> **Data shown**:

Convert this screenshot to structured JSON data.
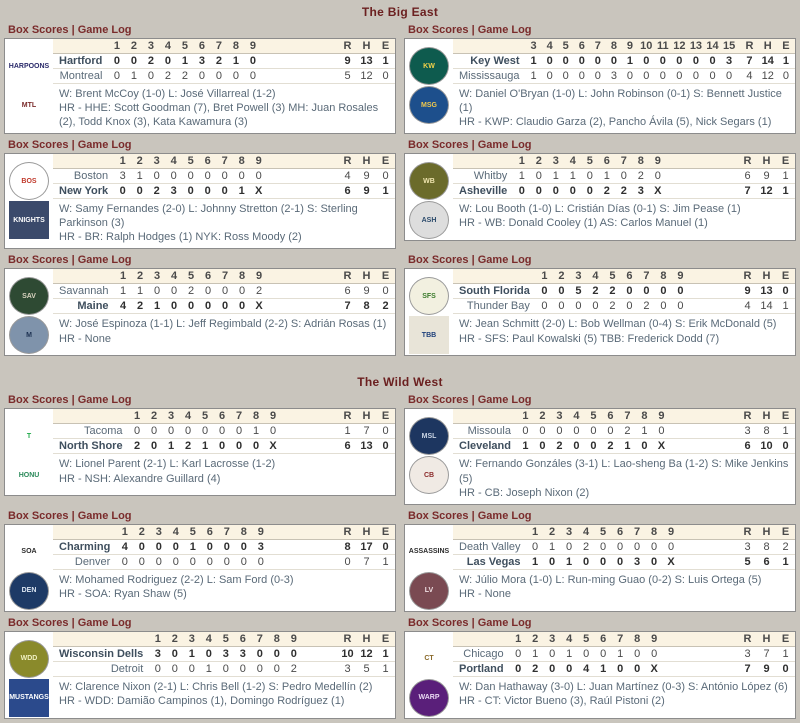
{
  "panel_links": {
    "box_scores": "Box Scores",
    "separator": "|",
    "game_log": "Game Log"
  },
  "rhe_headers": [
    "R",
    "H",
    "E"
  ],
  "leagues": [
    {
      "title": "The Big East",
      "games": [
        {
          "innings": [
            "1",
            "2",
            "3",
            "4",
            "5",
            "6",
            "7",
            "8",
            "9"
          ],
          "away": {
            "name": "Hartford",
            "logo_text": "HARPOONS",
            "logo_bg": "#ffffff",
            "logo_fg": "#2b2b6b",
            "logo_round": false,
            "line": [
              "0",
              "0",
              "2",
              "0",
              "1",
              "3",
              "2",
              "1",
              "0"
            ],
            "r": "9",
            "h": "13",
            "e": "1",
            "winner": true
          },
          "home": {
            "name": "Montreal",
            "logo_text": "MTL",
            "logo_bg": "#ffffff",
            "logo_fg": "#7a2b2b",
            "logo_round": false,
            "line": [
              "0",
              "1",
              "0",
              "2",
              "2",
              "0",
              "0",
              "0",
              "0"
            ],
            "r": "5",
            "h": "12",
            "e": "0",
            "winner": false
          },
          "decisions": "W: Brent McCoy (1-0) L: José Villarreal (1-2)",
          "homers": "HR - HHE: Scott Goodman (7), Bret Powell (3) MH: Juan Rosales (2), Todd Knox (3), Kata Kawamura (3)"
        },
        {
          "innings": [
            "3",
            "4",
            "5",
            "6",
            "7",
            "8",
            "9",
            "10",
            "11",
            "12",
            "13",
            "14",
            "15"
          ],
          "away": {
            "name": "Key West",
            "logo_text": "KW",
            "logo_bg": "#0e5b4e",
            "logo_fg": "#f2d24a",
            "logo_round": true,
            "line": [
              "1",
              "0",
              "0",
              "0",
              "0",
              "0",
              "1",
              "0",
              "0",
              "0",
              "0",
              "0",
              "3"
            ],
            "r": "7",
            "h": "14",
            "e": "1",
            "winner": true
          },
          "home": {
            "name": "Mississauga",
            "logo_text": "MSG",
            "logo_bg": "#1d4f8c",
            "logo_fg": "#f2c94c",
            "logo_round": true,
            "line": [
              "1",
              "0",
              "0",
              "0",
              "0",
              "3",
              "0",
              "0",
              "0",
              "0",
              "0",
              "0",
              "0"
            ],
            "r": "4",
            "h": "12",
            "e": "0",
            "winner": false
          },
          "decisions": "W: Daniel O'Bryan (1-0) L: John Robinson (0-1) S: Bennett Justice (1)",
          "homers": "HR - KWP: Claudio Garza (2), Pancho Ávila (5), Nick Segars (1)"
        },
        {
          "innings": [
            "1",
            "2",
            "3",
            "4",
            "5",
            "6",
            "7",
            "8",
            "9"
          ],
          "away": {
            "name": "Boston",
            "logo_text": "BOS",
            "logo_bg": "#ffffff",
            "logo_fg": "#c0392b",
            "logo_round": true,
            "line": [
              "3",
              "1",
              "0",
              "0",
              "0",
              "0",
              "0",
              "0",
              "0"
            ],
            "r": "4",
            "h": "9",
            "e": "0",
            "winner": false
          },
          "home": {
            "name": "New York",
            "logo_text": "KNIGHTS",
            "logo_bg": "#3b4a6b",
            "logo_fg": "#ffffff",
            "logo_round": false,
            "line": [
              "0",
              "0",
              "2",
              "3",
              "0",
              "0",
              "0",
              "1",
              "X"
            ],
            "r": "6",
            "h": "9",
            "e": "1",
            "winner": true
          },
          "decisions": "W: Samy Fernandes (2-0) L: Johnny Stretton (2-1) S: Sterling Parkinson (3)",
          "homers": "HR - BR: Ralph Hodges (1) NYK: Ross Moody (2)"
        },
        {
          "innings": [
            "1",
            "2",
            "3",
            "4",
            "5",
            "6",
            "7",
            "8",
            "9"
          ],
          "away": {
            "name": "Whitby",
            "logo_text": "WB",
            "logo_bg": "#6b6b2b",
            "logo_fg": "#f0e6b0",
            "logo_round": true,
            "line": [
              "1",
              "0",
              "1",
              "1",
              "0",
              "1",
              "0",
              "2",
              "0"
            ],
            "r": "6",
            "h": "9",
            "e": "1",
            "winner": false
          },
          "home": {
            "name": "Asheville",
            "logo_text": "ASH",
            "logo_bg": "#dddddd",
            "logo_fg": "#2b4a6b",
            "logo_round": true,
            "line": [
              "0",
              "0",
              "0",
              "0",
              "0",
              "2",
              "2",
              "3",
              "X"
            ],
            "r": "7",
            "h": "12",
            "e": "1",
            "winner": true
          },
          "decisions": "W: Lou Booth (1-0) L: Cristián Días (0-1) S: Jim Pease (1)",
          "homers": "HR - WB: Donald Cooley (1) AS: Carlos Manuel (1)"
        },
        {
          "innings": [
            "1",
            "2",
            "3",
            "4",
            "5",
            "6",
            "7",
            "8",
            "9"
          ],
          "away": {
            "name": "Savannah",
            "logo_text": "SAV",
            "logo_bg": "#2e4a33",
            "logo_fg": "#d8d2bf",
            "logo_round": true,
            "line": [
              "1",
              "1",
              "0",
              "0",
              "2",
              "0",
              "0",
              "0",
              "2"
            ],
            "r": "6",
            "h": "9",
            "e": "0",
            "winner": false
          },
          "home": {
            "name": "Maine",
            "logo_text": "M",
            "logo_bg": "#7f93ab",
            "logo_fg": "#1c3050",
            "logo_round": true,
            "line": [
              "4",
              "2",
              "1",
              "0",
              "0",
              "0",
              "0",
              "0",
              "X"
            ],
            "r": "7",
            "h": "8",
            "e": "2",
            "winner": true
          },
          "decisions": "W: José Espinoza (1-1) L: Jeff Regimbald (2-2) S: Adrián Rosas (1)",
          "homers": "HR - None"
        },
        {
          "innings": [
            "1",
            "2",
            "3",
            "4",
            "5",
            "6",
            "7",
            "8",
            "9"
          ],
          "away": {
            "name": "South Florida",
            "logo_text": "SFS",
            "logo_bg": "#f2f0e0",
            "logo_fg": "#3a7a2b",
            "logo_round": true,
            "line": [
              "0",
              "0",
              "5",
              "2",
              "2",
              "0",
              "0",
              "0",
              "0"
            ],
            "r": "9",
            "h": "13",
            "e": "0",
            "winner": true
          },
          "home": {
            "name": "Thunder Bay",
            "logo_text": "TBB",
            "logo_bg": "#e8e4d8",
            "logo_fg": "#1d3f7a",
            "logo_round": false,
            "line": [
              "0",
              "0",
              "0",
              "0",
              "2",
              "0",
              "2",
              "0",
              "0"
            ],
            "r": "4",
            "h": "14",
            "e": "1",
            "winner": false
          },
          "decisions": "W: Jean Schmitt (2-0) L: Bob Wellman (0-4) S: Erik McDonald (5)",
          "homers": "HR - SFS: Paul Kowalski (5) TBB: Frederick Dodd (7)"
        }
      ]
    },
    {
      "title": "The Wild West",
      "games": [
        {
          "innings": [
            "1",
            "2",
            "3",
            "4",
            "5",
            "6",
            "7",
            "8",
            "9"
          ],
          "away": {
            "name": "Tacoma",
            "logo_text": "T",
            "logo_bg": "#ffffff",
            "logo_fg": "#1faa4a",
            "logo_round": false,
            "line": [
              "0",
              "0",
              "0",
              "0",
              "0",
              "0",
              "0",
              "1",
              "0"
            ],
            "r": "1",
            "h": "7",
            "e": "0",
            "winner": false
          },
          "home": {
            "name": "North Shore",
            "logo_text": "HONU",
            "logo_bg": "#ffffff",
            "logo_fg": "#2b8a5a",
            "logo_round": false,
            "line": [
              "2",
              "0",
              "1",
              "2",
              "1",
              "0",
              "0",
              "0",
              "X"
            ],
            "r": "6",
            "h": "13",
            "e": "0",
            "winner": true
          },
          "decisions": "W: Lionel Parent (2-1) L: Karl Lacrosse (1-2)",
          "homers": "HR - NSH: Alexandre Guillard (4)"
        },
        {
          "innings": [
            "1",
            "2",
            "3",
            "4",
            "5",
            "6",
            "7",
            "8",
            "9"
          ],
          "away": {
            "name": "Missoula",
            "logo_text": "MSL",
            "logo_bg": "#1d3660",
            "logo_fg": "#c9d4e4",
            "logo_round": true,
            "line": [
              "0",
              "0",
              "0",
              "0",
              "0",
              "0",
              "2",
              "1",
              "0"
            ],
            "r": "3",
            "h": "8",
            "e": "1",
            "winner": false
          },
          "home": {
            "name": "Cleveland",
            "logo_text": "CB",
            "logo_bg": "#f0eae4",
            "logo_fg": "#8c2b2b",
            "logo_round": true,
            "line": [
              "1",
              "0",
              "2",
              "0",
              "0",
              "2",
              "1",
              "0",
              "X"
            ],
            "r": "6",
            "h": "10",
            "e": "0",
            "winner": true
          },
          "decisions": "W: Fernando Gonzáles (3-1) L: Lao-sheng Ba (1-2) S: Mike Jenkins (5)",
          "homers": "HR - CB: Joseph Nixon (2)"
        },
        {
          "innings": [
            "1",
            "2",
            "3",
            "4",
            "5",
            "6",
            "7",
            "8",
            "9"
          ],
          "away": {
            "name": "Charming",
            "logo_text": "SOA",
            "logo_bg": "#ffffff",
            "logo_fg": "#2b2b2b",
            "logo_round": false,
            "line": [
              "4",
              "0",
              "0",
              "0",
              "1",
              "0",
              "0",
              "0",
              "3"
            ],
            "r": "8",
            "h": "17",
            "e": "0",
            "winner": true
          },
          "home": {
            "name": "Denver",
            "logo_text": "DEN",
            "logo_bg": "#1d3a66",
            "logo_fg": "#dce6f2",
            "logo_round": true,
            "line": [
              "0",
              "0",
              "0",
              "0",
              "0",
              "0",
              "0",
              "0",
              "0"
            ],
            "r": "0",
            "h": "7",
            "e": "1",
            "winner": false
          },
          "decisions": "W: Mohamed Rodriguez (2-2) L: Sam Ford (0-3)",
          "homers": "HR - SOA: Ryan Shaw (5)"
        },
        {
          "innings": [
            "1",
            "2",
            "3",
            "4",
            "5",
            "6",
            "7",
            "8",
            "9"
          ],
          "away": {
            "name": "Death Valley",
            "logo_text": "ASSASSINS",
            "logo_bg": "#ffffff",
            "logo_fg": "#2b2b2b",
            "logo_round": false,
            "line": [
              "0",
              "1",
              "0",
              "2",
              "0",
              "0",
              "0",
              "0",
              "0"
            ],
            "r": "3",
            "h": "8",
            "e": "2",
            "winner": false
          },
          "home": {
            "name": "Las Vegas",
            "logo_text": "LV",
            "logo_bg": "#7a4a52",
            "logo_fg": "#f0e0e4",
            "logo_round": true,
            "line": [
              "1",
              "0",
              "1",
              "0",
              "0",
              "0",
              "3",
              "0",
              "X"
            ],
            "r": "5",
            "h": "6",
            "e": "1",
            "winner": true
          },
          "decisions": "W: Júlio Mora (1-0) L: Run-ming Guao (0-2) S: Luis Ortega (5)",
          "homers": "HR - None"
        },
        {
          "innings": [
            "1",
            "2",
            "3",
            "4",
            "5",
            "6",
            "7",
            "8",
            "9"
          ],
          "away": {
            "name": "Wisconsin Dells",
            "logo_text": "WDD",
            "logo_bg": "#8a8a2b",
            "logo_fg": "#f0f0c0",
            "logo_round": true,
            "line": [
              "3",
              "0",
              "1",
              "0",
              "3",
              "3",
              "0",
              "0",
              "0"
            ],
            "r": "10",
            "h": "12",
            "e": "1",
            "winner": true
          },
          "home": {
            "name": "Detroit",
            "logo_text": "MUSTANGS",
            "logo_bg": "#2b4a8c",
            "logo_fg": "#ffffff",
            "logo_round": false,
            "line": [
              "0",
              "0",
              "0",
              "1",
              "0",
              "0",
              "0",
              "0",
              "2"
            ],
            "r": "3",
            "h": "5",
            "e": "1",
            "winner": false
          },
          "decisions": "W: Clarence Nixon (2-1) L: Chris Bell (1-2) S: Pedro Medellín (2)",
          "homers": "HR - WDD: Damião Campinos (1), Domingo Rodríguez (1)"
        },
        {
          "innings": [
            "1",
            "2",
            "3",
            "4",
            "5",
            "6",
            "7",
            "8",
            "9"
          ],
          "away": {
            "name": "Chicago",
            "logo_text": "CT",
            "logo_bg": "#ffffff",
            "logo_fg": "#8a6a2b",
            "logo_round": false,
            "line": [
              "0",
              "1",
              "0",
              "1",
              "0",
              "0",
              "1",
              "0",
              "0"
            ],
            "r": "3",
            "h": "7",
            "e": "1",
            "winner": false
          },
          "home": {
            "name": "Portland",
            "logo_text": "WARP",
            "logo_bg": "#5a1f7a",
            "logo_fg": "#e8d8f2",
            "logo_round": true,
            "line": [
              "0",
              "2",
              "0",
              "0",
              "4",
              "1",
              "0",
              "0",
              "X"
            ],
            "r": "7",
            "h": "9",
            "e": "0",
            "winner": true
          },
          "decisions": "W: Dan Hathaway (3-0) L: Juan Martínez (0-3) S: António López (6)",
          "homers": "HR - CT: Victor Bueno (3), Raúl Pistoni (2)"
        }
      ]
    }
  ]
}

> **What you will do**: Determine the number of lines containing "Juan". Write only that number.

> **Output of the task**: 2